Challenge: Look through the data below and report how many lines include "滚口式轴向一体拉紧式充油表". Only the number should be given.

== Information supplied

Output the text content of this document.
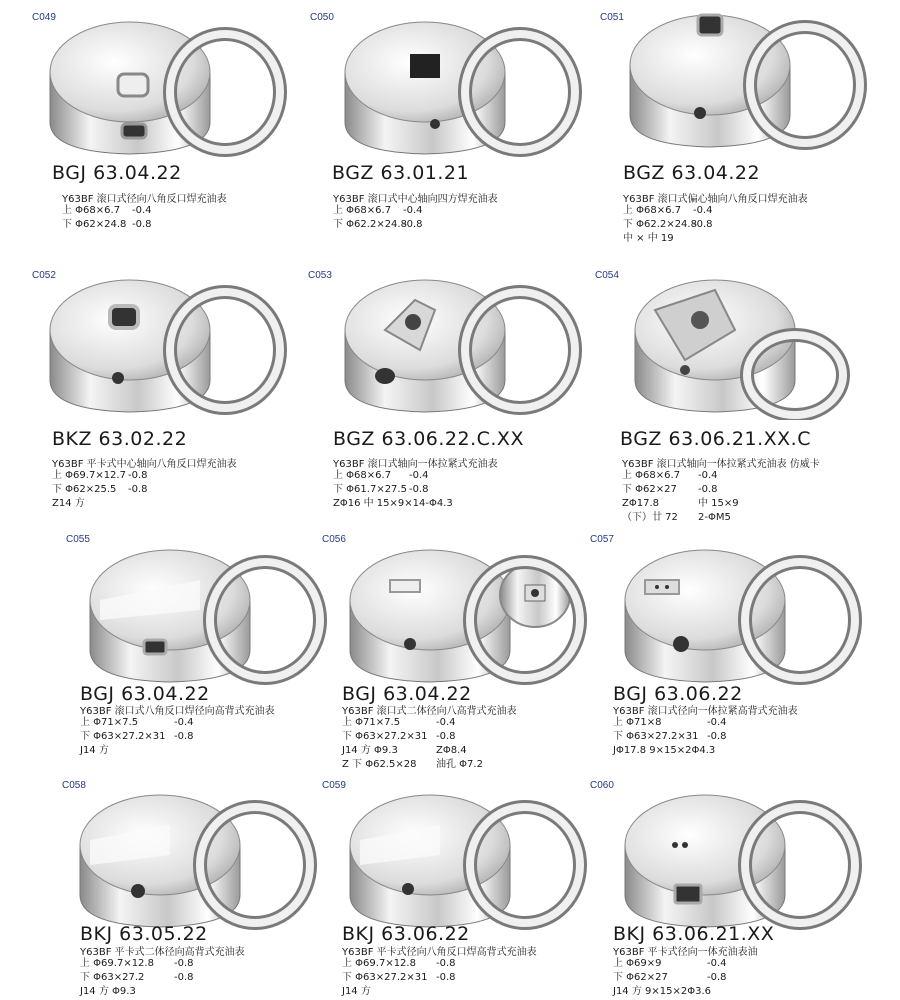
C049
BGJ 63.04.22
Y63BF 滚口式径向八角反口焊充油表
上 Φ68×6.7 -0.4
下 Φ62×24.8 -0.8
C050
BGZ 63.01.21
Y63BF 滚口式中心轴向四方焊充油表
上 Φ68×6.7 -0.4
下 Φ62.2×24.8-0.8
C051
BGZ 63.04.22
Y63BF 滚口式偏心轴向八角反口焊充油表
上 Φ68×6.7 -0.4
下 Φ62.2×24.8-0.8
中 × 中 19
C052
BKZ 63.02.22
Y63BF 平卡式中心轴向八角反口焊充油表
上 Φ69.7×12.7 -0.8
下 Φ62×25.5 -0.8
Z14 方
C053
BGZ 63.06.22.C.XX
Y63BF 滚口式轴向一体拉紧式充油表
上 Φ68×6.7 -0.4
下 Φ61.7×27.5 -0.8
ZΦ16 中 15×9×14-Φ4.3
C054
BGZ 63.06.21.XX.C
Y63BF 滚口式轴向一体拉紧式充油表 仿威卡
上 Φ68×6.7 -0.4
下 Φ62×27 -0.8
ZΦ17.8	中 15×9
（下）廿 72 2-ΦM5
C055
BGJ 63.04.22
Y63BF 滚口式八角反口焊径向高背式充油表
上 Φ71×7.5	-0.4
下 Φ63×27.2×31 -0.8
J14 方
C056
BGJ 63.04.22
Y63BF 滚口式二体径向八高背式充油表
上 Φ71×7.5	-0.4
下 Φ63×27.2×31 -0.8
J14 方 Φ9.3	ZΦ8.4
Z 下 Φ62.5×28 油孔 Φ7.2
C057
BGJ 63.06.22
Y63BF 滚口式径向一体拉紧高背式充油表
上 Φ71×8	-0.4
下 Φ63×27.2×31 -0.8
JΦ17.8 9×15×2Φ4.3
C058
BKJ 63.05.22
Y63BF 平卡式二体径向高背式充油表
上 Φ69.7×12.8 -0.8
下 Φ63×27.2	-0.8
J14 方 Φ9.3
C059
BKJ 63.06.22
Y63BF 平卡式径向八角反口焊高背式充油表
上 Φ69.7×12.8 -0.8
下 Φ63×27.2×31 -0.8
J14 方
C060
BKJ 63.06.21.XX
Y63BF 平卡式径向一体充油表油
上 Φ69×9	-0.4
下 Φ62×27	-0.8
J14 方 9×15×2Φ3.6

====

Output for this task: 2